**Exercise data**

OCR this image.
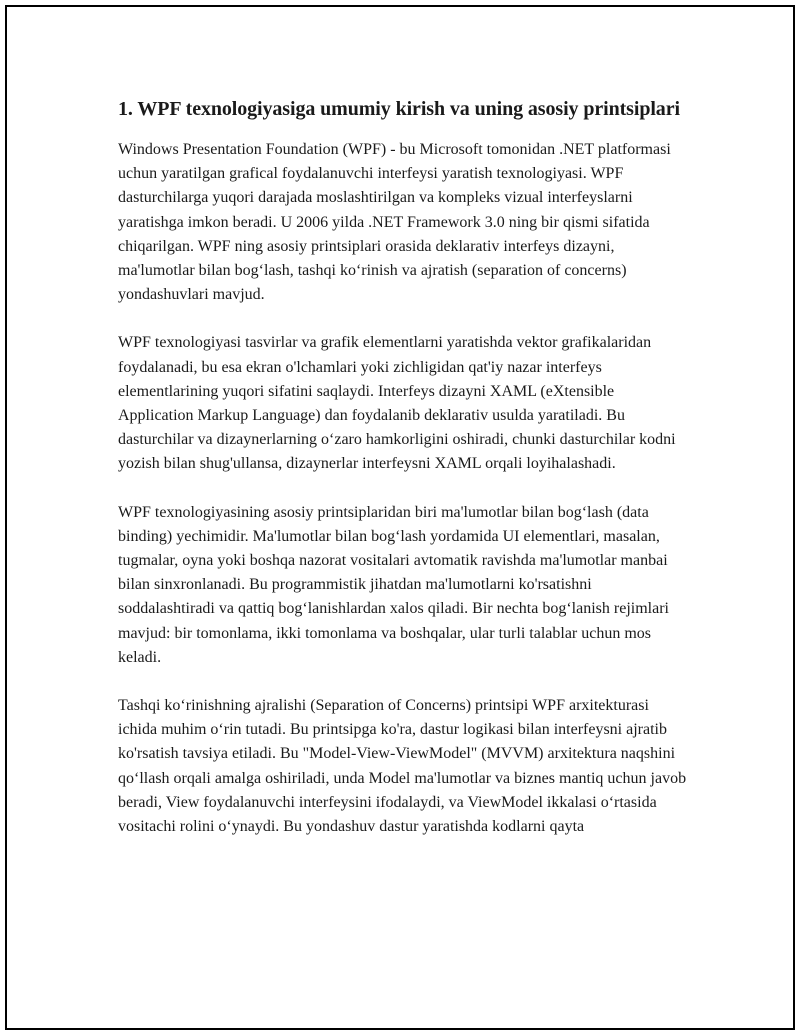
1. WPF texnologiyasiga umumiy kirish va uning asosiy printsiplari

Windows Presentation Foundation (WPF) - bu Microsoft tomonidan .NET platformasi uchun yaratilgan grafical foydalanuvchi interfeysi yaratish texnologiyasi. WPF dasturchilarga yuqori darajada moslashtirilgan va kompleks vizual interfeyslarni yaratishga imkon beradi. U 2006 yilda .NET Framework 3.0 ning bir qismi sifatida chiqarilgan. WPF ning asosiy printsiplari orasida deklarativ interfeys dizayni, ma'lumotlar bilan bog‘lash, tashqi ko‘rinish va ajratish (separation of concerns) yondashuvlari mavjud.

WPF texnologiyasi tasvirlar va grafik elementlarni yaratishda vektor grafikalaridan foydalanadi, bu esa ekran o'lchamlari yoki zichligidan qat'iy nazar interfeys elementlarining yuqori sifatini saqlaydi. Interfeys dizayni XAML (eXtensible Application Markup Language) dan foydalanib deklarativ usulda yaratiladi. Bu dasturchilar va dizaynerlarning o‘zaro hamkorligini oshiradi, chunki dasturchilar kodni yozish bilan shug'ullansa, dizaynerlar interfeysni XAML orqali loyihalashadi.

WPF texnologiyasining asosiy printsiplaridan biri ma'lumotlar bilan bog‘lash (data binding) yechimidir. Ma'lumotlar bilan bog‘lash yordamida UI elementlari, masalan, tugmalar, oyna yoki boshqa nazorat vositalari avtomatik ravishda ma'lumotlar manbai bilan sinxronlanadi. Bu programmistik jihatdan ma'lumotlarni ko'rsatishni soddalashtiradi va qattiq bog‘lanishlardan xalos qiladi. Bir nechta bog‘lanish rejimlari mavjud: bir tomonlama, ikki tomonlama va boshqalar, ular turli talablar uchun mos keladi.

Tashqi ko‘rinishning ajralishi (Separation of Concerns) printsipi WPF arxitekturasi ichida muhim o‘rin tutadi. Bu printsipga ko'ra, dastur logikasi bilan interfeysni ajratib ko'rsatish tavsiya etiladi. Bu "Model-View-ViewModel" (MVVM) arxitektura naqshini qo‘llash orqali amalga oshiriladi, unda Model ma'lumotlar va biznes mantiq uchun javob beradi, View foydalanuvchi interfeysini ifodalaydi, va ViewModel ikkalasi o‘rtasida vositachi rolini o‘ynaydi. Bu yondashuv dastur yaratishda kodlarni qayta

**Task directions**
Omit the pictures, and quote the material above exactly as given.

**Solution below**
OCR this image.
1. WPF texnologiyasiga umumiy kirish va uning asosiy printsiplari

Windows Presentation Foundation (WPF) - bu Microsoft tomonidan .NET platformasi uchun yaratilgan grafical foydalanuvchi interfeysi yaratish texnologiyasi. WPF dasturchilarga yuqori darajada moslashtirilgan va kompleks vizual interfeyslarni yaratishga imkon beradi. U 2006 yilda .NET Framework 3.0 ning bir qismi sifatida chiqarilgan. WPF ning asosiy printsiplari orasida deklarativ interfeys dizayni, ma'lumotlar bilan bog‘lash, tashqi ko‘rinish va ajratish (separation of concerns) yondashuvlari mavjud.

WPF texnologiyasi tasvirlar va grafik elementlarni yaratishda vektor grafikalaridan foydalanadi, bu esa ekran o'lchamlari yoki zichligidan qat'iy nazar interfeys elementlarining yuqori sifatini saqlaydi. Interfeys dizayni XAML (eXtensible Application Markup Language) dan foydalanib deklarativ usulda yaratiladi. Bu dasturchilar va dizaynerlarning o‘zaro hamkorligini oshiradi, chunki dasturchilar kodni yozish bilan shug'ullansa, dizaynerlar interfeysni XAML orqali loyihalashadi.

WPF texnologiyasining asosiy printsiplaridan biri ma'lumotlar bilan bog‘lash (data binding) yechimidir. Ma'lumotlar bilan bog‘lash yordamida UI elementlari, masalan, tugmalar, oyna yoki boshqa nazorat vositalari avtomatik ravishda ma'lumotlar manbai bilan sinxronlanadi. Bu programmistik jihatdan ma'lumotlarni ko'rsatishni soddalashtiradi va qattiq bog‘lanishlardan xalos qiladi. Bir nechta bog‘lanish rejimlari mavjud: bir tomonlama, ikki tomonlama va boshqalar, ular turli talablar uchun mos keladi.

Tashqi ko‘rinishning ajralishi (Separation of Concerns) printsipi WPF arxitekturasi ichida muhim o‘rin tutadi. Bu printsipga ko'ra, dastur logikasi bilan interfeysni ajratib ko'rsatish tavsiya etiladi. Bu "Model-View-ViewModel" (MVVM) arxitektura naqshini qo‘llash orqali amalga oshiriladi, unda Model ma'lumotlar va biznes mantiq uchun javob beradi, View foydalanuvchi interfeysini ifodalaydi, va ViewModel ikkalasi o‘rtasida vositachi rolini o‘ynaydi. Bu yondashuv dastur yaratishda kodlarni qayta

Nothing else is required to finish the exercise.